---------- Passage ----------

Realizing that Walter is in no state of mind to assist, Olivia reasons that if they can discover the source of the radio signal, they may not need to know the contents of the message. With Anil’s additional receiver, they triangulate the source to a forest in Connecticut. The walk through the forest gives Peter a chance to apologize to Olivia for his stupid mistakes, but a gracious Liv downplays it until they’re distracted by the discovery of an RV that’s lost the war with the elements.

Scattered around the RV are the skeletal remains of two Observers and a Loyalist. Another skeleton at the wheel of the RV has an early prototype Observer gun. Based on the remains and the positions of the bodies, Olivia guesses that ten to fifteen years earlier, the man in the RV tried to protect the signal and killed the other three bodies, before dying of his own injuries. Olivia checks the driver’s skeleton for ID, and discovers that the body was Sam Weiss, our favorite bowling alley manager, philosopher, and guidance counselor. It’s a sad if noble end for this secondary character, but it’s also nice to have some closure on him before the series end.

----------

Problem 1.
Summarize the passage in exactly two sentences.
Problem 2.
List every role the passage attributes to Sam Weiss.

---------- Source material ----------

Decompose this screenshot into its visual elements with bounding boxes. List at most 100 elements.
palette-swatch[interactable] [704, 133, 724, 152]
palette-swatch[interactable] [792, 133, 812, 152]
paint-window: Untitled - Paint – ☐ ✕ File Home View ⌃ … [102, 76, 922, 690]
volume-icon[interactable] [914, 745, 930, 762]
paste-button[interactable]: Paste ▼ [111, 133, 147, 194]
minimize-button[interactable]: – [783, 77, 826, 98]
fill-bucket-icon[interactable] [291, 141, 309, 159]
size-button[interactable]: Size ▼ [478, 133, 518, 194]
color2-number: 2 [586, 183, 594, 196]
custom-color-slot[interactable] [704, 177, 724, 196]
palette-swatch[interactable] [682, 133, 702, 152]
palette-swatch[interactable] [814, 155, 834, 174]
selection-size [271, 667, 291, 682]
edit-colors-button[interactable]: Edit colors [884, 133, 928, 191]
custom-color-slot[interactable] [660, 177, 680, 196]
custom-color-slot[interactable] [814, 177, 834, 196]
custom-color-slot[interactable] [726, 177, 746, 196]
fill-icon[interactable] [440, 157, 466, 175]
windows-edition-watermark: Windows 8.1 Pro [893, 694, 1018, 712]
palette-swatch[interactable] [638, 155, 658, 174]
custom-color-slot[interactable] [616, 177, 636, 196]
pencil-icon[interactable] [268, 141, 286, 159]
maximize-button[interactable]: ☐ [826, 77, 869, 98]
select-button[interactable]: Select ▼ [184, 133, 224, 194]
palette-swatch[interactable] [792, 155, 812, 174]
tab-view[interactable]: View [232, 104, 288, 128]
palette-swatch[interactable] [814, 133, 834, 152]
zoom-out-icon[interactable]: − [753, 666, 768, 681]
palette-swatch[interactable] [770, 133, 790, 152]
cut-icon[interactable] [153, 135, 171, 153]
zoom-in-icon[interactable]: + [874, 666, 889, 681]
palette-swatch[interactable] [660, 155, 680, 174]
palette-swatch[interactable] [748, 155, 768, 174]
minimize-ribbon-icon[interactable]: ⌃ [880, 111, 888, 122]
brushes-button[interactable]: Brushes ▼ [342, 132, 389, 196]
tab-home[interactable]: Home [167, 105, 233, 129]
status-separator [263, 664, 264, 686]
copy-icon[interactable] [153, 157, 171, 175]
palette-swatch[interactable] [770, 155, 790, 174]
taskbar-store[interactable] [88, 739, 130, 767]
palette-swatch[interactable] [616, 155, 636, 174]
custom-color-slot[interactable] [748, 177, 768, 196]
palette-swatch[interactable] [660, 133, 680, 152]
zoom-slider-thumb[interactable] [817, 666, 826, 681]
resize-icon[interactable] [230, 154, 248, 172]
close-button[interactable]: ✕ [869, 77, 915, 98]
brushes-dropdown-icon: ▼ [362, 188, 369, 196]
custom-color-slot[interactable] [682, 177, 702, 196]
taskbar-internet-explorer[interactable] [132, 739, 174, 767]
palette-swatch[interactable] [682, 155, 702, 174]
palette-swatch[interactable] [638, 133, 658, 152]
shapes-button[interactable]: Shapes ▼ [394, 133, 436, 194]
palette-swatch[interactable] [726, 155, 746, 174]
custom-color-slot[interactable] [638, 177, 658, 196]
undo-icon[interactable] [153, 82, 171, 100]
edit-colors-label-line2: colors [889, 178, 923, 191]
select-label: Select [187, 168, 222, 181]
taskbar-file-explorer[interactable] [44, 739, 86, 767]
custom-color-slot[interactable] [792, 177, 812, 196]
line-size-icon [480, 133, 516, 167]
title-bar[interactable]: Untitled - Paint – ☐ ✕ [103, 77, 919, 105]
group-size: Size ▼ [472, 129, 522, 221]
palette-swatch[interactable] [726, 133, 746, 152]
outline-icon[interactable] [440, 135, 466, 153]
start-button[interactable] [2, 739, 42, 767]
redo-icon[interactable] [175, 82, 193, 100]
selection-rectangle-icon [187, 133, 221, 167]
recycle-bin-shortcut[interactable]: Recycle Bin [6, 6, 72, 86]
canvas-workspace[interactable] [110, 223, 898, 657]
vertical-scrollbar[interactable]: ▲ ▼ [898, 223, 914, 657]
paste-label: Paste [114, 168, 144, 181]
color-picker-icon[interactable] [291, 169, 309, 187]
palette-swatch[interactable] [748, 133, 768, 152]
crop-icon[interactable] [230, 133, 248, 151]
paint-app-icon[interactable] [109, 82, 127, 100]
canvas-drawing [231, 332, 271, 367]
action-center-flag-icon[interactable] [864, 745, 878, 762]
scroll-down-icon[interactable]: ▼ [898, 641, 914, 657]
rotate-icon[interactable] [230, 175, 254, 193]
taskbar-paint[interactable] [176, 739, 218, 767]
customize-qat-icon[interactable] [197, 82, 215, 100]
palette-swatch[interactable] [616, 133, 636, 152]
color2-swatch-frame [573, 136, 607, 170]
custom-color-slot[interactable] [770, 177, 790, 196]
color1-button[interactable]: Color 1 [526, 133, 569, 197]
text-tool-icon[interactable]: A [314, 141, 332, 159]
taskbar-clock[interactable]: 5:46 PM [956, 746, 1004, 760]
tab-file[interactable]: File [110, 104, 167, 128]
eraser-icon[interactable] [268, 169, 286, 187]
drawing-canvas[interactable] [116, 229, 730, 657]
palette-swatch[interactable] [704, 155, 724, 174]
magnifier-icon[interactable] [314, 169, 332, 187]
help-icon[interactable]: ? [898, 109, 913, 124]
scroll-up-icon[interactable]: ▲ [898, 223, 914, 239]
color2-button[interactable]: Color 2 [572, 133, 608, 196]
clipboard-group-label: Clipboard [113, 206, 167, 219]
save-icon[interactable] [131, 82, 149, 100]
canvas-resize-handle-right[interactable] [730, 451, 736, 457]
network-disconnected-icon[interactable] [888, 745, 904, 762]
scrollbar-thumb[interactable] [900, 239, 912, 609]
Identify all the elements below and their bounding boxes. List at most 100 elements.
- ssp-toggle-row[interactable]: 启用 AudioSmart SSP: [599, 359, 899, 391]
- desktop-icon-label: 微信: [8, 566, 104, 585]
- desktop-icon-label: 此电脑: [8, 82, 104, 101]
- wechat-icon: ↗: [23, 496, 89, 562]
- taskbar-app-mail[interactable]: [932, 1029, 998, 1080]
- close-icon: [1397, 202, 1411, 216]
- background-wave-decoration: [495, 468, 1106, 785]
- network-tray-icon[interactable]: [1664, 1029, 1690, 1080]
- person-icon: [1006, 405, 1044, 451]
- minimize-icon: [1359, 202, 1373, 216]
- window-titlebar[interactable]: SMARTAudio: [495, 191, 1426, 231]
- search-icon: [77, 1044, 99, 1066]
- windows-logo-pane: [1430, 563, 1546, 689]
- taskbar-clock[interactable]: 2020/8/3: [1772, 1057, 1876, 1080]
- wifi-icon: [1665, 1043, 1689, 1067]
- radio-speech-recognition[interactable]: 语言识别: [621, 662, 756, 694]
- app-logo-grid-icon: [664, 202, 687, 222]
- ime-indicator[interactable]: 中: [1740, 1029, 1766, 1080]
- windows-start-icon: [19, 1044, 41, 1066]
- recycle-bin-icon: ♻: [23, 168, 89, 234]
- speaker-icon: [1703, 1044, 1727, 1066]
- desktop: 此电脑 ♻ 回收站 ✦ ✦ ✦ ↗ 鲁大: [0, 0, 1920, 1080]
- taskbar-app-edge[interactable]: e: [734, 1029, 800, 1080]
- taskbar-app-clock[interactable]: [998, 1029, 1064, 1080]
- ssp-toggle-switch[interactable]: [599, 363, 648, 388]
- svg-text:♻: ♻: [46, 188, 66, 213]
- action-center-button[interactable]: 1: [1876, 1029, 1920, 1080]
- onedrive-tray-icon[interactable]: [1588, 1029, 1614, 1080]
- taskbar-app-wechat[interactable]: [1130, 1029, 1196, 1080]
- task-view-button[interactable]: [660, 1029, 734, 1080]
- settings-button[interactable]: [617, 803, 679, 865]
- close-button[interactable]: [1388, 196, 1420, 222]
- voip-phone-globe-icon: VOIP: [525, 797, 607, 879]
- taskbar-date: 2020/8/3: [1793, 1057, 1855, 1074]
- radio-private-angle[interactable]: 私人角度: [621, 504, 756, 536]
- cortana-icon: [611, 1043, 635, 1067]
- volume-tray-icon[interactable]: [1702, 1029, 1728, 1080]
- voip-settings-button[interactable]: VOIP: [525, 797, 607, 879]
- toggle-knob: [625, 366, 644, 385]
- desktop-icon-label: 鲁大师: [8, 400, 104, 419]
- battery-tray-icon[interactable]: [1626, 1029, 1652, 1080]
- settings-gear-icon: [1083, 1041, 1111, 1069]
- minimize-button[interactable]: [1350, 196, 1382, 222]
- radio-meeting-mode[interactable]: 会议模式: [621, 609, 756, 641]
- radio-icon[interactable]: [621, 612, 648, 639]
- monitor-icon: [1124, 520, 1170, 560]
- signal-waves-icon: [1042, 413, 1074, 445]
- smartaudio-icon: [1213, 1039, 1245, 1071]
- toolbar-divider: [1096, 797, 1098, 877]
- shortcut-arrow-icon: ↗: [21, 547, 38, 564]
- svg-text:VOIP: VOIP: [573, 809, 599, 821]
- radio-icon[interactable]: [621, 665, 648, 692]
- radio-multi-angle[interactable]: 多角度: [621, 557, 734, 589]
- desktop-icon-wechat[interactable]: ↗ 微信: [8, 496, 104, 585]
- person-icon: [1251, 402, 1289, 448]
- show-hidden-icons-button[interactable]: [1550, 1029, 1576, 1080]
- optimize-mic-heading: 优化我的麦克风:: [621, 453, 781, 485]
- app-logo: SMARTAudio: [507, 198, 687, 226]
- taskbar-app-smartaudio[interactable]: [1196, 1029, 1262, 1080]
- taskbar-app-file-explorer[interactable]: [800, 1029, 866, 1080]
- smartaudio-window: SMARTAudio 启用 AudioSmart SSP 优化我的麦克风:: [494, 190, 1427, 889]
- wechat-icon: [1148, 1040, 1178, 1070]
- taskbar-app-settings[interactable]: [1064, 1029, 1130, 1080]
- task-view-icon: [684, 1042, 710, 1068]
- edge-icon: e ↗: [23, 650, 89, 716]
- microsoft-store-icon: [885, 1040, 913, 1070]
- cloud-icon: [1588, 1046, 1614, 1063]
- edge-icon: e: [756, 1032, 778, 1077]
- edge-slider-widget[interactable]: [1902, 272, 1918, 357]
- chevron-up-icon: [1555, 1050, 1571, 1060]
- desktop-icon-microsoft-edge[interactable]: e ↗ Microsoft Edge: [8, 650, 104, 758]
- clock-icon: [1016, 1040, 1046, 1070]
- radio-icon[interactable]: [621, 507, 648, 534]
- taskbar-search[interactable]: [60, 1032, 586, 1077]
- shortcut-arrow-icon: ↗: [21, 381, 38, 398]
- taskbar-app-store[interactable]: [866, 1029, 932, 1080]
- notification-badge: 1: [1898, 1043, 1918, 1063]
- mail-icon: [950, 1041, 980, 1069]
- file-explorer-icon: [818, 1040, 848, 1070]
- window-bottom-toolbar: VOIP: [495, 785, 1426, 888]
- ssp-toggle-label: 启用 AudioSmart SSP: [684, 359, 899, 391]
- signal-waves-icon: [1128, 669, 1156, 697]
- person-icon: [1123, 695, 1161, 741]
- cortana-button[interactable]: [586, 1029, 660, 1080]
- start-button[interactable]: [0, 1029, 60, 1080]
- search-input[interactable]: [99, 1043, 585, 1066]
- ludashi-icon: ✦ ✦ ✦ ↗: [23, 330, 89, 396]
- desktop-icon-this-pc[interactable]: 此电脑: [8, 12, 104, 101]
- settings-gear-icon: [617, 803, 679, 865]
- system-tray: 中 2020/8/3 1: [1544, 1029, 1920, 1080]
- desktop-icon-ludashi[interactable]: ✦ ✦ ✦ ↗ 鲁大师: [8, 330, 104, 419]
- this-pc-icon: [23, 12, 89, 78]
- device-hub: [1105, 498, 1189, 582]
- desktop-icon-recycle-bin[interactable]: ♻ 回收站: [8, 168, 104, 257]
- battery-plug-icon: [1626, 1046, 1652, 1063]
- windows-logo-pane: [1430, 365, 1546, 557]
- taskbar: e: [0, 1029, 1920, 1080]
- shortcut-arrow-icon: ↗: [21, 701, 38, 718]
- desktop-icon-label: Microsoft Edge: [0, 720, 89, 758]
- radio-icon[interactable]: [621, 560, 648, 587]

----------

Your response 1.
Because Walter cannot help, Olivia and Peter use Anil's additional receiver to triangulate the radio signal to a forest in Connecticut, where they find a weathered RV. Around it lie the skeletons of two Observers and a Loyalist, and the skeleton at the wheel turns out to be Sam Weiss, who Olivia guesses killed the others while protecting the signal before dying of his own injuries.

Your response 2.
- Bowling alley manager
- Philosopher
- Guidance counselor